* [Required work]
Each line below must be set down exactly; omit any image you find.
•••••
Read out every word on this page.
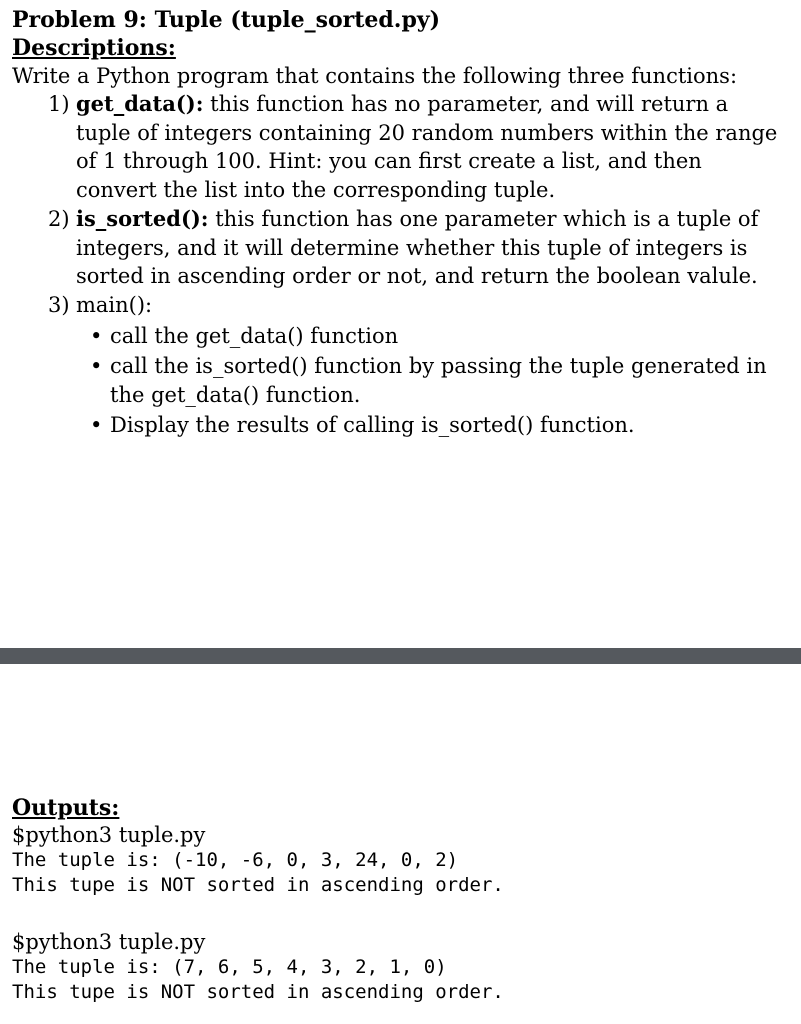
Problem 9: Tuple (tuple_sorted.py)
Descriptions:
Write a Python program that contains the following three functions:
1) get_data(): this function has no parameter, and will return a tuple of integers containing 20 random numbers within the range of 1 through 100. Hint: you can first create a list, and then convert the list into the corresponding tuple.
2) is_sorted(): this function has one parameter which is a tuple of integers, and it will determine whether this tuple of integers is sorted in ascending order or not, and return the boolean valule.
3) main():
• call the get_data() function
• call the is_sorted() function by passing the tuple generated in the get_data() function.
• Display the results of calling is_sorted() function.
Outputs:
$python3 tuple.py
The tuple is: (-10, -6, 0, 3, 24, 0, 2)
This tupe is NOT sorted in ascending order.
$python3 tuple.py
The tuple is: (7, 6, 5, 4, 3, 2, 1, 0)
This tupe is NOT sorted in ascending order.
•••••
* [Solution]
Read out every word on this page.
Problem 9: Tuple (tuple_sorted.py)
Descriptions:
Write a Python program that contains the following three functions:
1) get_data(): this function has no parameter, and will return a tuple of integers containing 20 random numbers within the range of 1 through 100. Hint: you can first create a list, and then convert the list into the corresponding tuple.
2) is_sorted(): this function has one parameter which is a tuple of integers, and it will determine whether this tuple of integers is sorted in ascending order or not, and return the boolean valule.
3) main():
• call the get_data() function
• call the is_sorted() function by passing the tuple generated in the get_data() function.
• Display the results of calling is_sorted() function.
Outputs:
$python3 tuple.py
The tuple is: (-10, -6, 0, 3, 24, 0, 2)
This tupe is NOT sorted in ascending order.
$python3 tuple.py
The tuple is: (7, 6, 5, 4, 3, 2, 1, 0)
This tupe is NOT sorted in ascending order.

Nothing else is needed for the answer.